▶ Task to complete
Check each line of the data for "участков" and select those that have it.

Stored items:
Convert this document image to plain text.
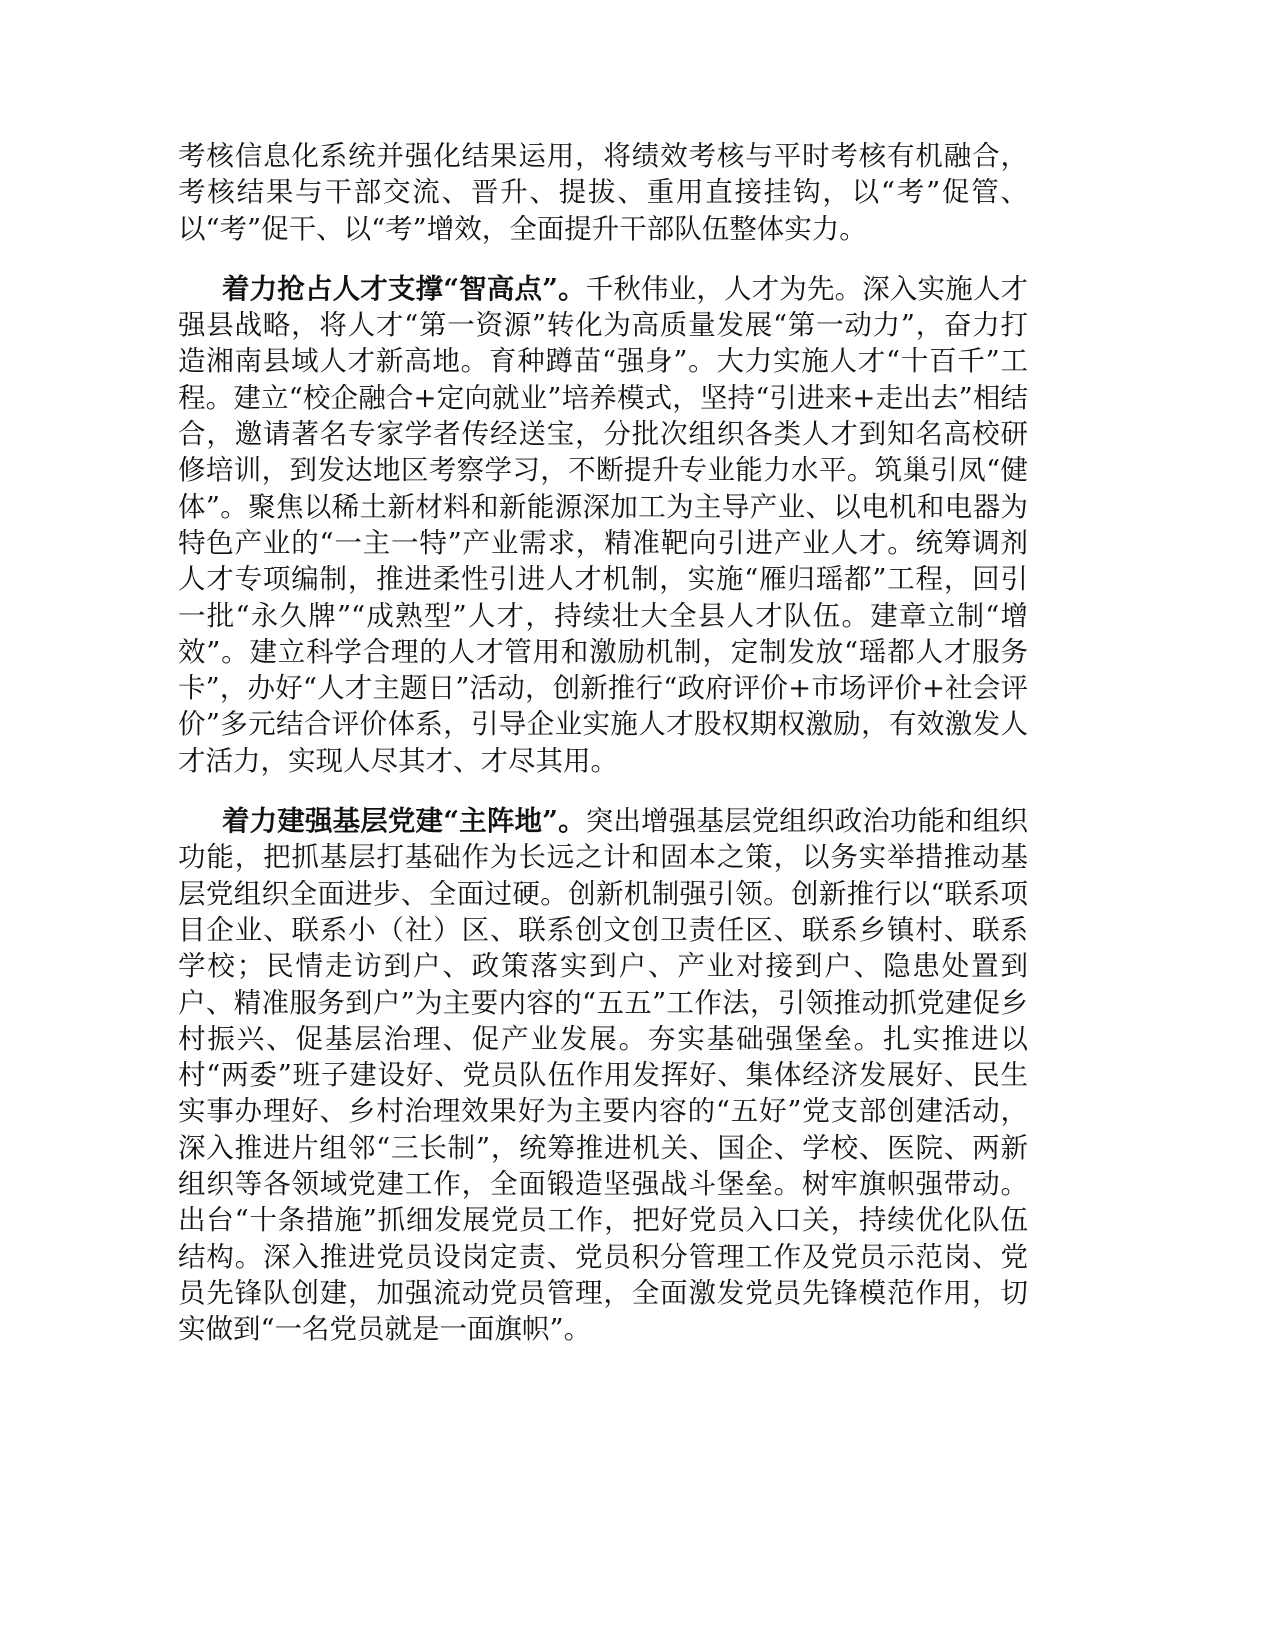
考核信息化系统并强化结果运用，将绩效考核与平时考核有机融合，考核结果与干部交流、晋升、提拔、重用直接挂钩，以“考”促管、以“考”促干、以“考”增效，全面提升干部队伍整体实力。

着力抢占人才支撑“智高点”。千秋伟业，人才为先。深入实施人才强县战略，将人才“第一资源”转化为高质量发展“第一动力”，奋力打造湘南县域人才新高地。育种蹲苗“强身”。大力实施人才“十百千”工程。建立“校企融合+定向就业”培养模式，坚持“引进来+走出去”相结合，邀请著名专家学者传经送宝，分批次组织各类人才到知名高校研修培训，到发达地区考察学习，不断提升专业能力水平。筑巢引凤“健体”。聚焦以稀土新材料和新能源深加工为主导产业、以电机和电器为特色产业的“一主一特”产业需求，精准靶向引进产业人才。统筹调剂人才专项编制，推进柔性引进人才机制，实施“雁归瑶都”工程，回引一批“永久牌”“成熟型”人才，持续壮大全县人才队伍。建章立制“增效”。建立科学合理的人才管用和激励机制，定制发放“瑶都人才服务卡”，办好“人才主题日”活动，创新推行“政府评价+市场评价+社会评价”多元结合评价体系，引导企业实施人才股权期权激励，有效激发人才活力，实现人尽其才、才尽其用。

着力建强基层党建“主阵地”。突出增强基层党组织政治功能和组织功能，把抓基层打基础作为长远之计和固本之策，以务实举措推动基层党组织全面进步、全面过硬。创新机制强引领。创新推行以“联系项目企业、联系小（社）区、联系创文创卫责任区、联系乡镇村、联系学校；民情走访到户、政策落实到户、产业对接到户、隐患处置到户、精准服务到户”为主要内容的“五五”工作法，引领推动抓党建促乡村振兴、促基层治理、促产业发展。夯实基础强堡垒。扎实推进以村“两委”班子建设好、党员队伍作用发挥好、集体经济发展好、民生实事办理好、乡村治理效果好为主要内容的“五好”党支部创建活动，深入推进片组邻“三长制”，统筹推进机关、国企、学校、医院、两新组织等各领域党建工作，全面锻造坚强战斗堡垒。树牢旗帜强带动。出台“十条措施”抓细发展党员工作，把好党员入口关，持续优化队伍结构。深入推进党员设岗定责、党员积分管理工作及党员示范岗、党员先锋队创建，加强流动党员管理，全面激发党员先锋模范作用，切实做到“一名党员就是一面旗帜”。
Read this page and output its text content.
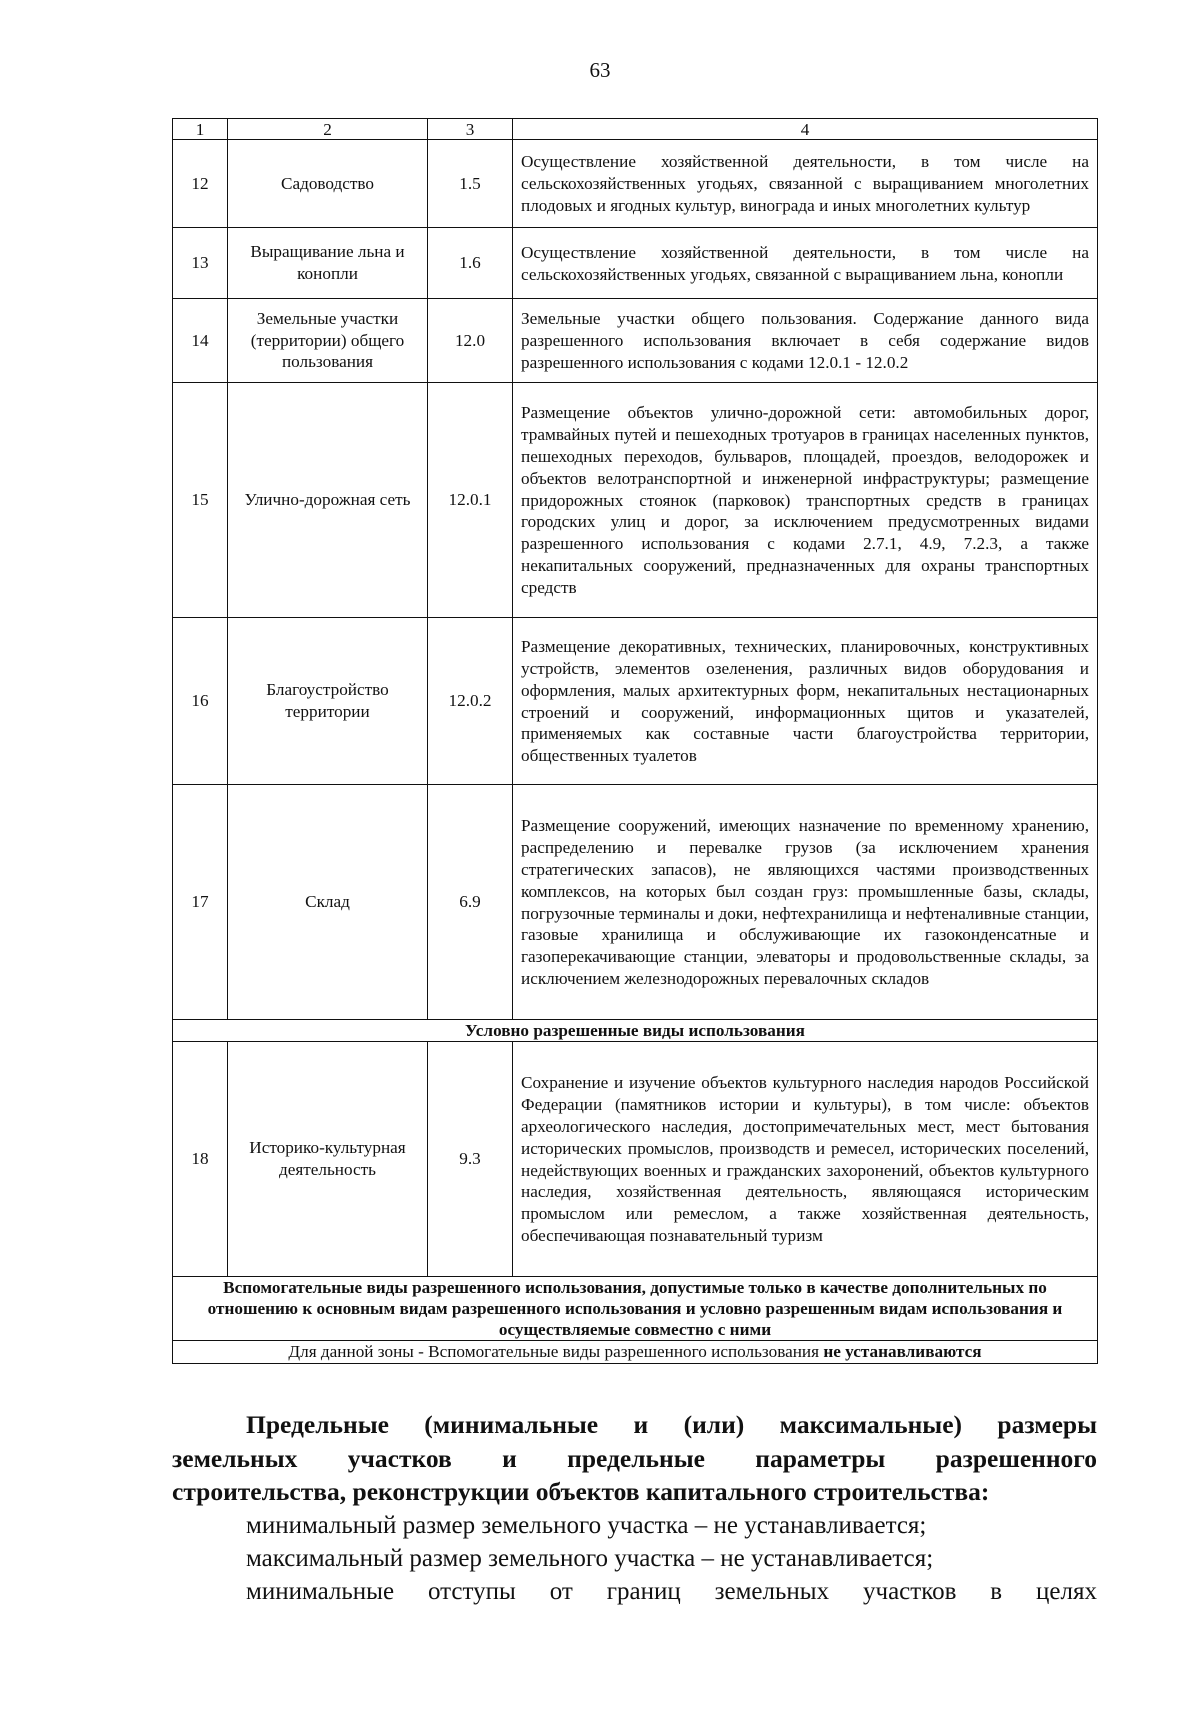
63
1	2	3	4
12	Садоводство	1.5	Осуществление хозяйственной деятельности, в том числе на сельскохозяйственных угодьях, связанной с выращиванием многолетних плодовых и ягодных культур, винограда и иных многолетних культур
13	Выращивание льна и конопли	1.6	Осуществление хозяйственной деятельности, в том числе на сельскохозяйственных угодьях, связанной с выращиванием льна, конопли
14	Земельные участки (территории) общего пользования	12.0	Земельные участки общего пользования. Содержание данного вида разрешенного использования включает в себя содержание видов разрешенного использования с кодами 12.0.1 - 12.0.2
15	Улично-дорожная сеть	12.0.1	Размещение объектов улично-дорожной сети: автомобильных дорог, трамвайных путей и пешеходных тротуаров в границах населенных пунктов, пешеходных переходов, бульваров, площадей, проездов, велодорожек и объектов велотранспортной и инженерной инфраструктуры; размещение придорожных стоянок (парковок) транспортных средств в границах городских улиц и дорог, за исключением предусмотренных видами разрешенного использования с кодами 2.7.1, 4.9, 7.2.3, а также некапитальных сооружений, предназначенных для охраны транспортных средств
16	Благоустройство территории	12.0.2	Размещение декоративных, технических, планировочных, конструктивных устройств, элементов озеленения, различных видов оборудования и оформления, малых архитектурных форм, некапитальных нестационарных строений и сооружений, информационных щитов и указателей, применяемых как составные части благоустройства территории, общественных туалетов
17	Склад	6.9	Размещение сооружений, имеющих назначение по временному хранению, распределению и перевалке грузов (за исключением хранения стратегических запасов), не являющихся частями производственных комплексов, на которых был создан груз: промышленные базы, склады, погрузочные терминалы и доки, нефтехранилища и нефтеналивные станции, газовые хранилища и обслуживающие их газоконденсатные и газоперекачивающие станции, элеваторы и продовольственные склады, за исключением железнодорожных перевалочных складов
Условно разрешенные виды использования			
18	Историко-культурная деятельность	9.3	Сохранение и изучение объектов культурного наследия народов Российской Федерации (памятников истории и культуры), в том числе: объектов археологического наследия, достопримечательных мест, мест бытования исторических промыслов, производств и ремесел, исторических поселений, недействующих военных и гражданских захоронений, объектов культурного наследия, хозяйственная деятельность, являющаяся историческим промыслом или ремеслом, а также хозяйственная деятельность, обеспечивающая познавательный туризм
Вспомогательные виды разрешенного использования, допустимые только в качестве дополнительных по отношению к основным видам разрешенного использования и условно разрешенным видам использования и осуществляемые совместно с ними			
Для данной зоны - Вспомогательные виды разрешенного использования не устанавливаются			
Предельные (минимальные и (или) максимальные) размеры
земельных участков и предельные параметры разрешенного
строительства, реконструкции объектов капитального строительства:
минимальный размер земельного участка – не устанавливается;
максимальный размер земельного участка – не устанавливается;
минимальные отступы от границ земельных участков в целях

▶ Solution for this task
земельных участков и предельные параметры разрешенного
минимальные отступы от границ земельных участков в целях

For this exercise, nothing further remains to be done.